**Given exercise:**
Set the listing down again exactly, please, apart from its pictures.

**Excerpted data:**
● ● ● ● ● ● ●

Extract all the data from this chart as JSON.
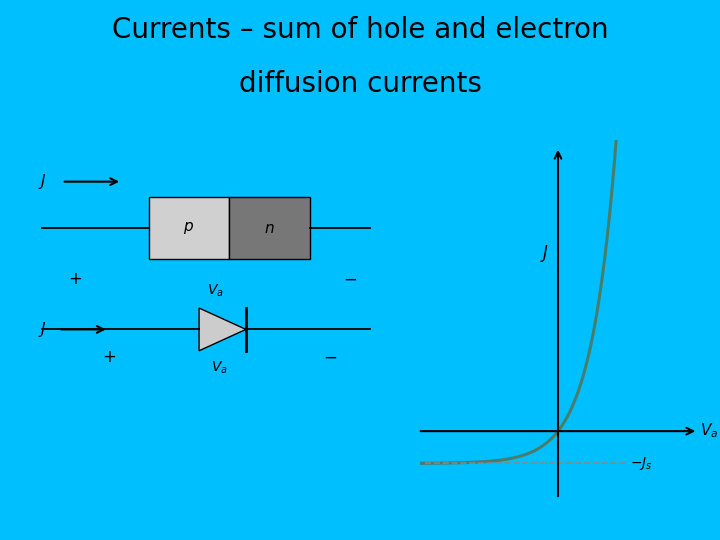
{
  "title_line1": "Currents – sum of hole and electron",
  "title_line2": "diffusion currents",
  "title_fontsize": 20,
  "title_fontweight": "normal",
  "bg_color": "#00BFFF",
  "panel_bg": "#FFFFFF",
  "curve_color": "#4a7c6a",
  "curve_linewidth": 2.2,
  "dashed_color": "#888888",
  "p_color": "#d0d0d0",
  "n_color": "#777777",
  "diode_fill": "#cccccc"
}
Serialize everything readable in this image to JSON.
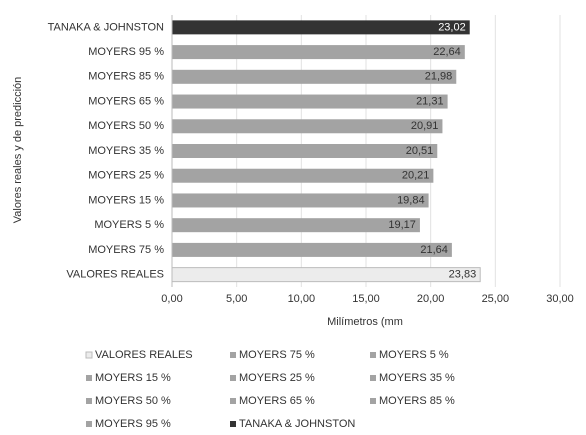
{
  "chart_data": {
    "type": "barh",
    "categories": [
      "VALORES REALES",
      "MOYERS 75 %",
      "MOYERS 5 %",
      "MOYERS 15 %",
      "MOYERS 25 %",
      "MOYERS 35 %",
      "MOYERS 50 %",
      "MOYERS 65 %",
      "MOYERS 85 %",
      "MOYERS 95 %",
      "TANAKA & JOHNSTON"
    ],
    "values": [
      23.83,
      21.64,
      19.17,
      19.84,
      20.21,
      20.51,
      20.91,
      21.31,
      21.98,
      22.64,
      23.02
    ],
    "value_labels": [
      "23,83",
      "21,64",
      "19,17",
      "19,84",
      "20,21",
      "20,51",
      "20,91",
      "21,31",
      "21,98",
      "22,64",
      "23,02"
    ],
    "colors": [
      "#ececec",
      "#a3a3a3",
      "#a3a3a3",
      "#a3a3a3",
      "#a3a3a3",
      "#a3a3a3",
      "#a3a3a3",
      "#a3a3a3",
      "#a3a3a3",
      "#a3a3a3",
      "#333333"
    ],
    "xlabel": "Milímetros (mm",
    "ylabel": "Valores reales y de predicción",
    "xlim": [
      0,
      30
    ],
    "xticks": [
      {
        "value": 0,
        "label": "0,00"
      },
      {
        "value": 5,
        "label": "5,00"
      },
      {
        "value": 10,
        "label": "10,00"
      },
      {
        "value": 15,
        "label": "15,00"
      },
      {
        "value": 20,
        "label": "20,00"
      },
      {
        "value": 25,
        "label": "25,00"
      },
      {
        "value": 30,
        "label": "30,00"
      }
    ],
    "grid": true,
    "legend": "bottom"
  }
}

● ● ● ● ● ● ●

**Reply:**
Extract all the data from this chart as JSON.
{
  "title_line1": "Currents – sum of hole and electron",
  "title_line2": "diffusion currents",
  "title_fontsize": 20,
  "title_fontweight": "normal",
  "bg_color": "#00BFFF",
  "panel_bg": "#FFFFFF",
  "curve_color": "#4a7c6a",
  "curve_linewidth": 2.2,
  "dashed_color": "#888888",
  "p_color": "#d0d0d0",
  "n_color": "#777777",
  "diode_fill": "#cccccc"
}
Serialize everything readable in this image to JSON.
{
  "chart_data": {
    "type": "barh",
    "categories": [
      "VALORES REALES",
      "MOYERS 75 %",
      "MOYERS 5 %",
      "MOYERS 15 %",
      "MOYERS 25 %",
      "MOYERS 35 %",
      "MOYERS 50 %",
      "MOYERS 65 %",
      "MOYERS 85 %",
      "MOYERS 95 %",
      "TANAKA & JOHNSTON"
    ],
    "values": [
      23.83,
      21.64,
      19.17,
      19.84,
      20.21,
      20.51,
      20.91,
      21.31,
      21.98,
      22.64,
      23.02
    ],
    "value_labels": [
      "23,83",
      "21,64",
      "19,17",
      "19,84",
      "20,21",
      "20,51",
      "20,91",
      "21,31",
      "21,98",
      "22,64",
      "23,02"
    ],
    "colors": [
      "#ececec",
      "#a3a3a3",
      "#a3a3a3",
      "#a3a3a3",
      "#a3a3a3",
      "#a3a3a3",
      "#a3a3a3",
      "#a3a3a3",
      "#a3a3a3",
      "#a3a3a3",
      "#333333"
    ],
    "xlabel": "Milímetros (mm",
    "ylabel": "Valores reales y de predicción",
    "xlim": [
      0,
      30
    ],
    "xticks": [
      {
        "value": 0,
        "label": "0,00"
      },
      {
        "value": 5,
        "label": "5,00"
      },
      {
        "value": 10,
        "label": "10,00"
      },
      {
        "value": 15,
        "label": "15,00"
      },
      {
        "value": 20,
        "label": "20,00"
      },
      {
        "value": 25,
        "label": "25,00"
      },
      {
        "value": 30,
        "label": "30,00"
      }
    ],
    "grid": true,
    "legend": "bottom"
  }
}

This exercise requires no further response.